Bir gün bir sultan, bahçıvanının yanına uğrayıp, kendisine hediye edilen tayı sorar.
-Bahçıvan efendi! Nasıl bizim tay?
-Asluhûnesluhû(aslı neyse nesli de odur), sultanım.
-Nesi var ki?
-Sultanım, asil bir tayın sırtına sinek böcek konduğunda bunları kuyruğuyla kovalar. Ancak bizim tay, adeta bir inek gibi kafasını çevirip ağzıyla sinekleri kovalıyor.
Sultan, bunun nedenini öğrenmek için tayı hediye eden adamı çağırtır ve tayın bu davranışının sebebi hakkında bilgi ister.
Tayı hediye eden adam der ki:
-Sultanım, bizim tay doğduktan hemen sonra annesi öldüğü için onu, ineğe emzirttik.
Böylece meselenin sırrı çözülmüş olur ve sultan adamlarına emreder.
"Verin bahçıvana fazladan bir kap yemek!"
Başka bir zaman sultana, güzel görünüşlü iri bir hindi hediye edilir.
Bir müddet sonra sultan bahçıvanın yanına varır ve hindiyi sorar.
-Asluhûnesluhû, sultanım.
-Bahçıvan efendi, bunun neyi var?
-Sultanım, asil olan bir hindi öteceği zaman kabarır, ibiği masmavi olunca başlar ötmeğe.
Bizim hindi iyice kabarıyor, ibiği masmavi olup tam öteceği zaman kafasını suya daldırıyor.
Galiba bunun da soyunda bir bozukluk var.
Sultan, işin aslını öğrenmek için hindiyi hediye eden kişiyi çağırtır.
O kişi, hindinin yumurtasını ördeğin altına koyduklarını ve hindinin, ördek yavrularıyla birlikte büyüdüğünü anlatır. Bu meselenin de sırrı böylece anlaşılmış olur.
Ve padişah emreder:
"Verin bahçıvana fazladan bir kap yemek."
Sultan, güzel bir günün sabahında bahçede yalnız başına dolaşırken, bahçıvan gözüne ilişir ve ona doğru yaklaşarak;
-Bahçıvan efendi, bende de bir sıkıntı var mı? der.
-Asluhûnesluhû, efendim.
-Bende de mi? der ve hemen son demlerini yaşayan annesine koşar.
-Anacığım, inan sana kırılıp küsmem, kızmam da...
Bende bir sıkıntı var mı?
Annesi durur, sıkıla sıkıla başlar anlatmaya:
-Oğul, babanla evlendiğimizde baban çok yaşlıydı, ben daha 15-16 yaşlarında genç, güzel bir kızdım. Gençliğimin duygularına kapılıp bir hata ettim. Sen bizim sarayın aşçısının oğlusun.
Hakikati öğrenen sultan, bahçıvana seslenir:
-Ey olayların perde arkasından bizlere sırlar sunan değerli insan!

■ Görev Tanımı a ■
Alıntılanan metne göre sultana hediye edilen tay, annesi öldükten sonra hangi hayvana emzirtilmiştir?
Alıntılanan metin ile satırlar birbirinden bağımsız malzemelerdir.

■ Kayıt Alıntıları ■
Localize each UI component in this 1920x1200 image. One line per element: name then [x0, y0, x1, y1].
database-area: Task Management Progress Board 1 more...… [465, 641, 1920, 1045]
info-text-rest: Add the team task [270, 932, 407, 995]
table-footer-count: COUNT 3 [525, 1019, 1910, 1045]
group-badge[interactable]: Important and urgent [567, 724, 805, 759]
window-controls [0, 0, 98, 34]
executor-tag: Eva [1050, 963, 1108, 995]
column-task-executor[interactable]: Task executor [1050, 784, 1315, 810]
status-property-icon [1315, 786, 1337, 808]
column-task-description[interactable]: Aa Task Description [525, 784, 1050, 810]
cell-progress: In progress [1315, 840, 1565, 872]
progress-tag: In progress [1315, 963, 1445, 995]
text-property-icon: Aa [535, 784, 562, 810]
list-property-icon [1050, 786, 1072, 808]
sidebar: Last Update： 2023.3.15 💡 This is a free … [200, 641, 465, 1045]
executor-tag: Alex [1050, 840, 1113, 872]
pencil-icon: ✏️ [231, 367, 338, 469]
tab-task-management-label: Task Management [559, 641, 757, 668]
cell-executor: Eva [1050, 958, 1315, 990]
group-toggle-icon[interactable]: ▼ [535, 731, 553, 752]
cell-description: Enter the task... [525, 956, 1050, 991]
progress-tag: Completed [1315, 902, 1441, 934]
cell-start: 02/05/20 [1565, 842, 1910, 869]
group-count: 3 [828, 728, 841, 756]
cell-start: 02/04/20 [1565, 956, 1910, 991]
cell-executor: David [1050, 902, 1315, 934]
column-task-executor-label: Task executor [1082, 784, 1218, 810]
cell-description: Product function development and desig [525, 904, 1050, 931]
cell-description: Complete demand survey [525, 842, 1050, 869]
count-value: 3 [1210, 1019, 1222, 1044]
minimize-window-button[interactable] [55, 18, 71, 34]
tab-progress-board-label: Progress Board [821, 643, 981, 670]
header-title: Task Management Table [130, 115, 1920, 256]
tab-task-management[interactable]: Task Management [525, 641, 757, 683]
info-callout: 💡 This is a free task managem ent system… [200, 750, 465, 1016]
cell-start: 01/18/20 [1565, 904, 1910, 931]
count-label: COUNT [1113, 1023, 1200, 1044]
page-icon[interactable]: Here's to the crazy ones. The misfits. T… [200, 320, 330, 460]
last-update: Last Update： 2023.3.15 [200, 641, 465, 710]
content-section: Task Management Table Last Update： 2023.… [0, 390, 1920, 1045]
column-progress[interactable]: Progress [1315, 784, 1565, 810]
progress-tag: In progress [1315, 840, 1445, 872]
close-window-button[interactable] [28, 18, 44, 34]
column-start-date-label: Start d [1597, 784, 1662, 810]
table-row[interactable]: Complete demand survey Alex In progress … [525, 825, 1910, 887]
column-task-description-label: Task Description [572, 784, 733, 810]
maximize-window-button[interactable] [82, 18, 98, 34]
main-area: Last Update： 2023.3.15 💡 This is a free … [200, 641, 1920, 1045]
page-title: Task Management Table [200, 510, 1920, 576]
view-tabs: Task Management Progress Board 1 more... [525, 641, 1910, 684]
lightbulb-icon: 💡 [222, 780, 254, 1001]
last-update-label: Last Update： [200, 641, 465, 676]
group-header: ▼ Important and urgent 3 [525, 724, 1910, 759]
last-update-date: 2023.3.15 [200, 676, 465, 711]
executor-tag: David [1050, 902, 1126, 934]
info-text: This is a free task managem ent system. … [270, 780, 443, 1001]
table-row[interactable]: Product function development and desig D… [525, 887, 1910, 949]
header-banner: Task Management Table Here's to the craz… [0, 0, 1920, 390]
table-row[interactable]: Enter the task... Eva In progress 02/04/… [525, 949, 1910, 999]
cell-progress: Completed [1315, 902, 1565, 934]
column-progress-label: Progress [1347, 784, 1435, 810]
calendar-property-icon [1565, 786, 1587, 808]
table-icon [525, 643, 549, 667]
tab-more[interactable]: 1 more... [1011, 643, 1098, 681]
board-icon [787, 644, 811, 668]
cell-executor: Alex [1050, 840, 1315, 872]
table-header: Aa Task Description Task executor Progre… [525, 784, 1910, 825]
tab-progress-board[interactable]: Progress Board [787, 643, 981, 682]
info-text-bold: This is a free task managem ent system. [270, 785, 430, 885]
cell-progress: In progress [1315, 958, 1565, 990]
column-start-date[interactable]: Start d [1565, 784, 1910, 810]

■ Görev Tanımı b ■
Satırlar bölümünün başından "column-task-description[interactable]: Aa Task" ifadesini içeren satıra kadar, o satır da dahil olmak üzere, tüm satırları aynen kopyalayınız.

■ Yanıt a ■
Tay, annesi öldüğü için ineğe emzirtilmiştir.

■ Yanıt b ■
Localize each UI component in this 1920x1200 image. One line per element: name then [x0, y0, x1, y1].
database-area: Task Management Progress Board 1 more...… [465, 641, 1920, 1045]
info-text-rest: Add the team task [270, 932, 407, 995]
table-footer-count: COUNT 3 [525, 1019, 1910, 1045]
group-badge[interactable]: Important and urgent [567, 724, 805, 759]
window-controls [0, 0, 98, 34]
executor-tag: Eva [1050, 963, 1108, 995]
column-task-executor[interactable]: Task executor [1050, 784, 1315, 810]
status-property-icon [1315, 786, 1337, 808]
column-task-description[interactable]: Aa Task Description [525, 784, 1050, 810]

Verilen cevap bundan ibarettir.